* BEGIN Supplied material *

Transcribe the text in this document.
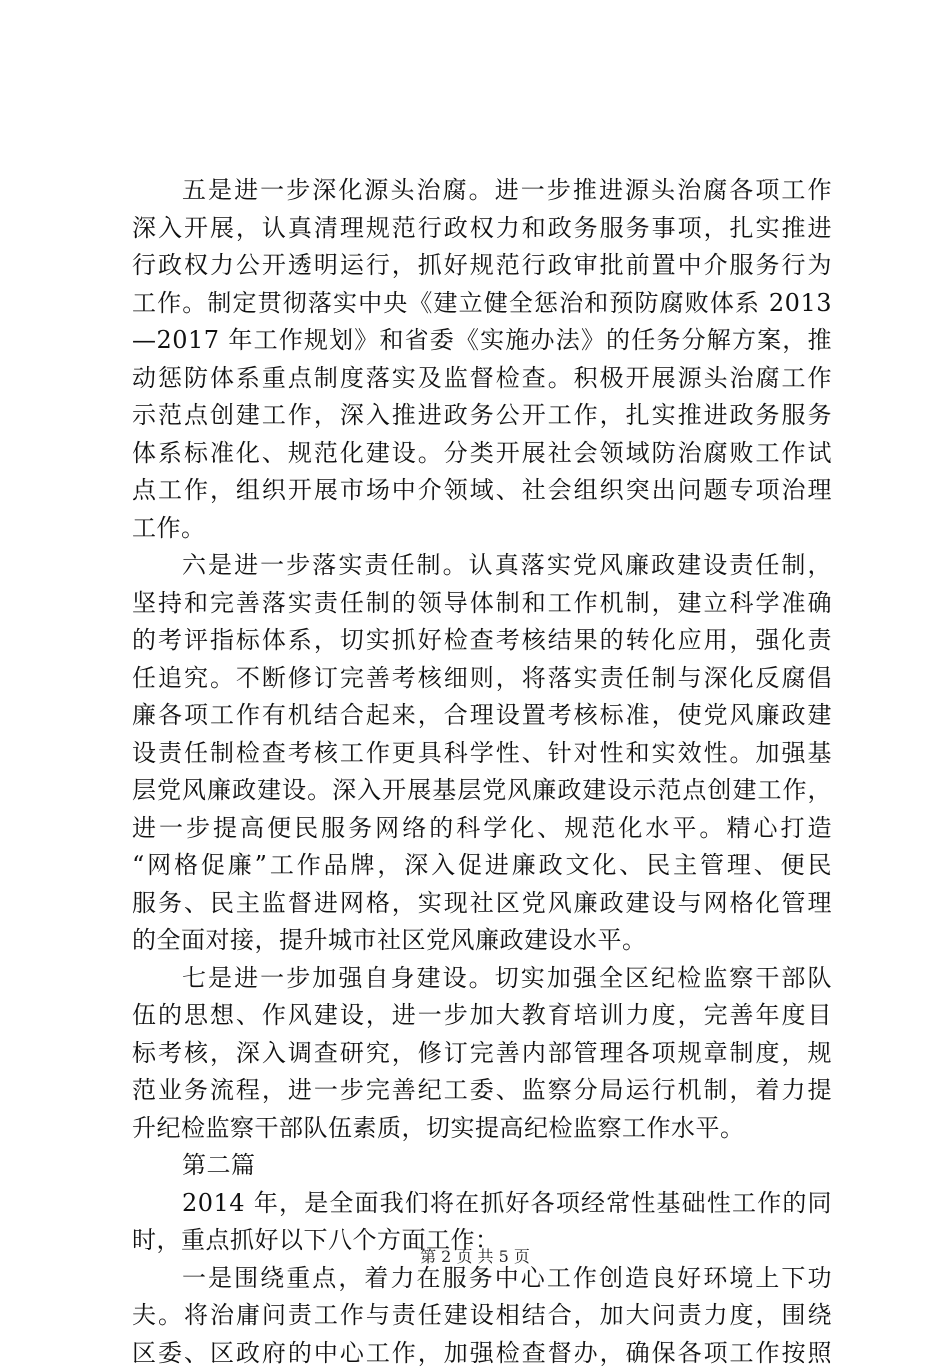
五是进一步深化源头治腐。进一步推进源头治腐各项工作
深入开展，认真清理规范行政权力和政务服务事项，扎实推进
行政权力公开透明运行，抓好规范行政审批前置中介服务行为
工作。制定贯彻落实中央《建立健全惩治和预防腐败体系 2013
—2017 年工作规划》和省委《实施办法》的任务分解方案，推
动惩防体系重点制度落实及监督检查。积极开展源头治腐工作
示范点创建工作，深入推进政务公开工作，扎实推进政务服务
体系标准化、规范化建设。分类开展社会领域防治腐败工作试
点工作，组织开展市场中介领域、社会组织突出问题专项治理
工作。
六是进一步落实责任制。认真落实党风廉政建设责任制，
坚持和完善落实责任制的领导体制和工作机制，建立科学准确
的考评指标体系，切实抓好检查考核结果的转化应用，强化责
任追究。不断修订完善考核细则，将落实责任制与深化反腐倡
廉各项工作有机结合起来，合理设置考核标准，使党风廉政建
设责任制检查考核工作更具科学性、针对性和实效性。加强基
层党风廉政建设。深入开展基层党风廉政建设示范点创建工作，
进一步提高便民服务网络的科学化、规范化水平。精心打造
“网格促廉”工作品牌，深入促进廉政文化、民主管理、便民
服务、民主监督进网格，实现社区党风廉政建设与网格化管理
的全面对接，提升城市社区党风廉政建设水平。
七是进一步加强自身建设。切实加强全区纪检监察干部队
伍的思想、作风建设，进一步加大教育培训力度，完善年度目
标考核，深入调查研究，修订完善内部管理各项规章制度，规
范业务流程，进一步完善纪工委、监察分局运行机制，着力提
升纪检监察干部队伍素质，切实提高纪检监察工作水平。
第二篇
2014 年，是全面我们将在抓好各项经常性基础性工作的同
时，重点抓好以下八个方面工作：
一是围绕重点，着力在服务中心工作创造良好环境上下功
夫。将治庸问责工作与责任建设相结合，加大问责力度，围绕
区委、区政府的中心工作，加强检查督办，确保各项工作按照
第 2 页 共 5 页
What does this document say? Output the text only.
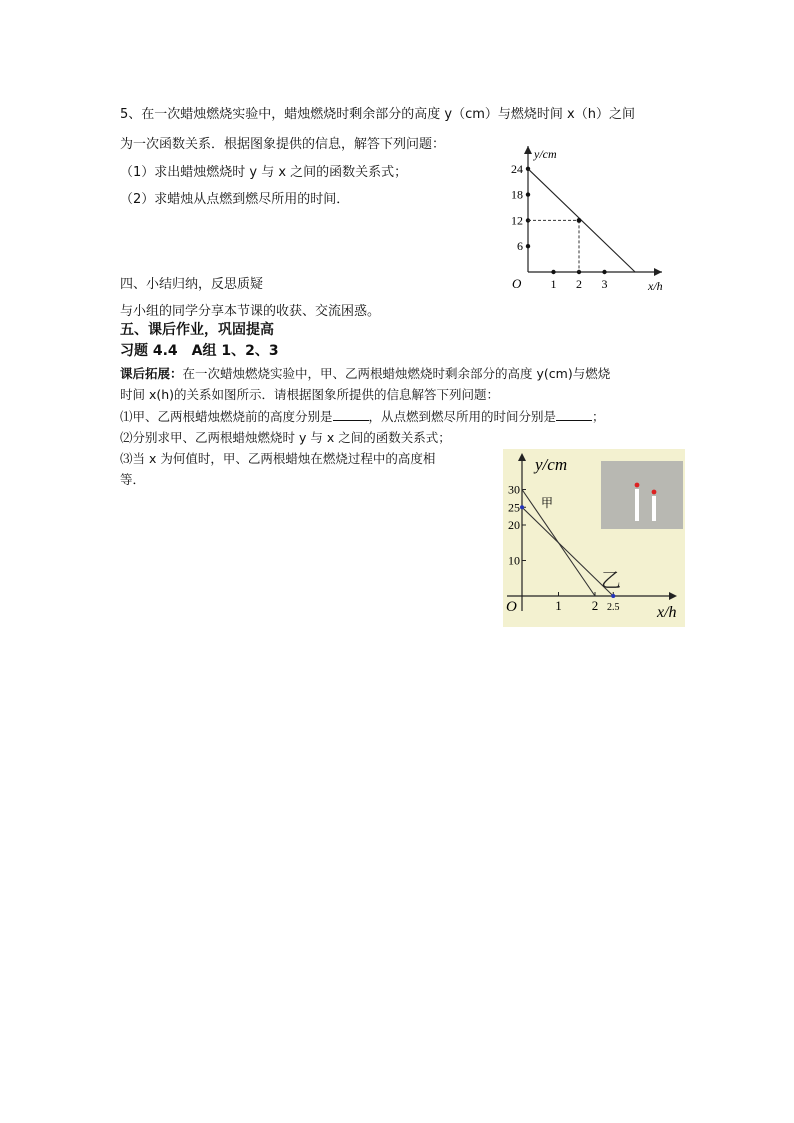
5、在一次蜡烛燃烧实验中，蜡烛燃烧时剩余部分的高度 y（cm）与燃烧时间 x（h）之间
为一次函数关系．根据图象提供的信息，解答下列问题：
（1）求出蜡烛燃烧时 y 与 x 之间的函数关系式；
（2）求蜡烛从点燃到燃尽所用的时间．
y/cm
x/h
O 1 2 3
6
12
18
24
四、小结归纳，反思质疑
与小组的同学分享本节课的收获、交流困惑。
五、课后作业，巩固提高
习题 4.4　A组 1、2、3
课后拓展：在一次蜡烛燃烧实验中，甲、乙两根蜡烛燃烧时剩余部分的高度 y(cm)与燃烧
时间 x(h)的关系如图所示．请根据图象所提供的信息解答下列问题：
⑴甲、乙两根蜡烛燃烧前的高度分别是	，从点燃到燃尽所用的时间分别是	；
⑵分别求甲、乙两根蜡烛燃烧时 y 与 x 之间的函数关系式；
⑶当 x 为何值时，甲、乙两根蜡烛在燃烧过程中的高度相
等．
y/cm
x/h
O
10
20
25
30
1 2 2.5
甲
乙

* END Supplied material *

• Challenge: How many lines in these entries hold the string "之间的函数关系式"? Answer with the number alone.

• Solution below: 2